* _Check your understanding_:
**1.** List the environmental factors that the passage on G6PD deficiency names as triggers of acute hemolytic anemia.
**2.** Pick up the passage on G6PD deficiency right after its last sentence and keep writing it.

* _Document section_:
- Opening Delimiter -

Daughters of female carriers of an X-linked disorder have a 50% chance be carriers themselves, whereas boys have a 50% chance of being affected.

Some females, known as homozygotes, have a mutation in the G6PD gene on both X chromosomes and can develop symptoms in the presence of triggering factors depending upon the specific mutation present. Homozygous females are extremely rare.

As stated previously, several different environmental factors can trigger an episode of acute hemolytic anemia in individuals who are GP6D-deficient. Such factors include certain drugs, eating fava beans, and certain bacterial and viral infections.

Hemolytic anemia episodes can result from exposure to certain drugs. Among the many that have been cited as causative agents are: acetanilid, cotrimoxazole, dapsone, doxorubicin, furazolidone, methylene blue, moxifloxacin, nalidixic acid, naphthalene, niridazole, nitrofuratoin, norfloxacin, pamaquine, pentaquine, phenazopyridine, phenylhydrazine, primaquine, rasburicase, sulfacetamide, sulfanilamide, sulfapyridine, thiazolesulfone, toluidine blue, and trinitrotoluene. The exact degree of susceptibility to a drug varies from one person to another. Other drugs have been suggested as best avoided by individuals with G6PD deficiency; however, determining which additional drugs convey a specific risk of a hemolytic anemia episode is unclear.

- Closing Delimiter -

[Document layout analysis data]

- Opening Delimiter -

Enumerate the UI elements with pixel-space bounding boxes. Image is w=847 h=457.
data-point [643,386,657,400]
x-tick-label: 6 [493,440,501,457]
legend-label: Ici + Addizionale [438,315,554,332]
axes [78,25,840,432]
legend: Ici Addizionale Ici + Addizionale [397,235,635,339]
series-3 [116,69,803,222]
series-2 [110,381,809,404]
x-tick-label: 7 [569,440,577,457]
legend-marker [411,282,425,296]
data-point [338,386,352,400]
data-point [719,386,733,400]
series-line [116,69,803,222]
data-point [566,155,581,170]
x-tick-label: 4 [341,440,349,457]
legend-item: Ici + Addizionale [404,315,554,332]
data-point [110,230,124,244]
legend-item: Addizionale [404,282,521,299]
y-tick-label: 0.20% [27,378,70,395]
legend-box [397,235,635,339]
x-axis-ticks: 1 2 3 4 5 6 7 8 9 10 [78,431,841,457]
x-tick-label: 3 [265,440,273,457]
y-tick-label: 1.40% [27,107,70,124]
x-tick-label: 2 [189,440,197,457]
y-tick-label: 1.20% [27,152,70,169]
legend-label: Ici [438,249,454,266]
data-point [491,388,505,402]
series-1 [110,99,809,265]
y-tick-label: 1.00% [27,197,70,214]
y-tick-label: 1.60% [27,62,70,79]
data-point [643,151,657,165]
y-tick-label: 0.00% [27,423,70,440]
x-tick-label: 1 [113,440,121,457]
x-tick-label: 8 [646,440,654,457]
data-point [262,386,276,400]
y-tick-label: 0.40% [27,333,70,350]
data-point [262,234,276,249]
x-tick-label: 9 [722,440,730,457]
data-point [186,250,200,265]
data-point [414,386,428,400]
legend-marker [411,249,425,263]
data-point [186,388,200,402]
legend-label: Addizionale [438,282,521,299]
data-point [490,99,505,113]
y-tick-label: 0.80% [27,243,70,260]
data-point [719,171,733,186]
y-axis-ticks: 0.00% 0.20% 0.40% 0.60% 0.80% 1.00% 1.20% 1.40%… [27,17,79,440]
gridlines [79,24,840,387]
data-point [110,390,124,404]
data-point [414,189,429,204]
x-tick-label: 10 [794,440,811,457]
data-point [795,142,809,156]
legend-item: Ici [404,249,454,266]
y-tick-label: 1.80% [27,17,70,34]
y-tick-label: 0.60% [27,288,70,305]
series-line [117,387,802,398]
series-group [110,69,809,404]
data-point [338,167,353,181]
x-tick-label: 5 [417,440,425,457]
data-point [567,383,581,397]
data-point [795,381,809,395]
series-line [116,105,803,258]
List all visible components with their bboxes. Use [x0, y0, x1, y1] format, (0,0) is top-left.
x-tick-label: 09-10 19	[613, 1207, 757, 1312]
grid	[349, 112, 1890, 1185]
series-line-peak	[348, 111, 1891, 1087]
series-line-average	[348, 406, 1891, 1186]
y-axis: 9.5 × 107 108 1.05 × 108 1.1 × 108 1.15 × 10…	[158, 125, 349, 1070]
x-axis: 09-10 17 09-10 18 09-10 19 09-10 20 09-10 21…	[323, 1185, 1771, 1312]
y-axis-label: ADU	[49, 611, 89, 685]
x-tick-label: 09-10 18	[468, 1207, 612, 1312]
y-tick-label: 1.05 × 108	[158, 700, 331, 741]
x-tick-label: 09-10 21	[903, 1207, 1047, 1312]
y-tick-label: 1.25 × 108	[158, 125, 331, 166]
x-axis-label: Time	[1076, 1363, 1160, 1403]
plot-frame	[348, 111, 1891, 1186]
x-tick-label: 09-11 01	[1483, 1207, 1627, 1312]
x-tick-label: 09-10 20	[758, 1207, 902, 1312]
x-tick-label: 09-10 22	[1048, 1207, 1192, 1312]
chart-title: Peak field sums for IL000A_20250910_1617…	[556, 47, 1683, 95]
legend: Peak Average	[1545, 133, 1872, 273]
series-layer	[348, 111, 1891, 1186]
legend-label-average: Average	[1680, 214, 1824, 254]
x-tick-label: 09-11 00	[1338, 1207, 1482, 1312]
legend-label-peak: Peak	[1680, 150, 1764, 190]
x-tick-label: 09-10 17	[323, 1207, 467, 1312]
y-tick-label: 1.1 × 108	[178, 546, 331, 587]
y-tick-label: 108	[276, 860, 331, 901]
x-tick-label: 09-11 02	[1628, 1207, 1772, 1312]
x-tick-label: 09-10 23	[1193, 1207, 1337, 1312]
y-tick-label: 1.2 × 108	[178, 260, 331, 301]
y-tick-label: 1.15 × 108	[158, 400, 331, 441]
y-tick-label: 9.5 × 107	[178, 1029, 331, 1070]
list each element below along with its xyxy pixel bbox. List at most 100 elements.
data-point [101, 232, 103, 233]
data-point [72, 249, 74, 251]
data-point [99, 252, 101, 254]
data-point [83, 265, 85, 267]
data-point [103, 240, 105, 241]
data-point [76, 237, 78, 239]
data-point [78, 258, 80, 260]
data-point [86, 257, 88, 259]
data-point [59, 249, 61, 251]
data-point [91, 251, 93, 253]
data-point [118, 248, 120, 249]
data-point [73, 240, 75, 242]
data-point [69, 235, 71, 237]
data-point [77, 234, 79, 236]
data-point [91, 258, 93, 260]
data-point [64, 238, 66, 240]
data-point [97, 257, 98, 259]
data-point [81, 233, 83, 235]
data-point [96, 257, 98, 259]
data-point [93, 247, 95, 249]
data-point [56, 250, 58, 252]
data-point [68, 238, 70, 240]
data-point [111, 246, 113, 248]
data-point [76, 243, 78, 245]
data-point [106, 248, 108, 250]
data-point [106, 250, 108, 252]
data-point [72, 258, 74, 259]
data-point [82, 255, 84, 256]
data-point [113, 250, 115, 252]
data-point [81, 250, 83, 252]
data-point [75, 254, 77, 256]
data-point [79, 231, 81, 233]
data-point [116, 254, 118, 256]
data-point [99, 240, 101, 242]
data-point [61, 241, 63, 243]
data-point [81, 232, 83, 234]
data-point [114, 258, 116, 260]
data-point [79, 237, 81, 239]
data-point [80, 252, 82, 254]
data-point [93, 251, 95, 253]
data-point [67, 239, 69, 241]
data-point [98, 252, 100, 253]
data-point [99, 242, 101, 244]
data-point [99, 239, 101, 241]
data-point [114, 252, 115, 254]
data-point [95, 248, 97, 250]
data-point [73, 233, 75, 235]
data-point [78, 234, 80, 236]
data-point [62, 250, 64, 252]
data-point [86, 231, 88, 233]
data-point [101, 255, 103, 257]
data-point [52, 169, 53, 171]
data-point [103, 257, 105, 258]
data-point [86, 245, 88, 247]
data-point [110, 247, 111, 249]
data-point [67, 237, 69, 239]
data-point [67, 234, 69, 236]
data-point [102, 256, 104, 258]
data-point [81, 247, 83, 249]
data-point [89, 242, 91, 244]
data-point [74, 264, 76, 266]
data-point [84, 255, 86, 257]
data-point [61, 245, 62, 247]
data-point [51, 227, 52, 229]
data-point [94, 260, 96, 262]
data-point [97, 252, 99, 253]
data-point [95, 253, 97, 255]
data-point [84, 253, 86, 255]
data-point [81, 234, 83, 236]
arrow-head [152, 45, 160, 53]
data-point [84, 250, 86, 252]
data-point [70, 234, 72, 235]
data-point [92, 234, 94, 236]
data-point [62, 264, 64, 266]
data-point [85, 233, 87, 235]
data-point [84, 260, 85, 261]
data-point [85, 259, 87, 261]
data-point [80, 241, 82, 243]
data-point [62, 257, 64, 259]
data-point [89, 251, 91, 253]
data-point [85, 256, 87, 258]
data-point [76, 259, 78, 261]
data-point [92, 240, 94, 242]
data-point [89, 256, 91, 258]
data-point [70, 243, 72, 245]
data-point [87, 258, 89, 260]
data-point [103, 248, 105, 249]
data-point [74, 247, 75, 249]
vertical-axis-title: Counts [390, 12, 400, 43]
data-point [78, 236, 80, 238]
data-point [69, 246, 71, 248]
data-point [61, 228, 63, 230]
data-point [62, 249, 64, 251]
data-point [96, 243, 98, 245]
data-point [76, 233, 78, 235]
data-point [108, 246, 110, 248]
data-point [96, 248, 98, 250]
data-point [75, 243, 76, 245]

- Closing Delimiter -

* _Results by task_:
**1.** Certain drugs, eating fava beans, certain bacterial infections, and certain viral infections.

**2.**
One drug of particular note is primaquine, an antimalarial drug that is the only drug that can eradicate dormant forms (hypnozoites) of the malarial-causing parasite, Plasmodium vivax. This is essential in preventing endogenous (“from within”) recurrence of malaria (as opposed to reinfection from becoming exposed to malaria again). Because of its importance in treating malaria, primaquine is probably the drug that has caused the most cases of acute hemolytic anemia in G6PD-deficient people. The World Health Organization has developed recommendations to prevent relapse of P. vivax. Primaquine is given whenever needed to people who have tested G6PD normal, and not given (or given only under medical/health worker surveillance) to those have tested G6PD-deficient. More information on this is available here:

http://www.who.int/malaria/mpac/mpac_sep13_erg_g6pd_testing.pdf

The geographic distribution of G6PD deficiency correlates strongly with the distribution of malaria. This has led researchers to speculate that the G6PD gene mutation conveys protection from malaria in these regions. Additional evidence exists that seems to confirm this theory and several studies have indicated that G6PD deficiency is malaria protective, especially against severe malaria. The specific manner how G6PD deficiency protects against malaria is not fully understood. It is possible that this protective quality is linked to the inability of malaria to grow efficiently in G6PD-deficient cells.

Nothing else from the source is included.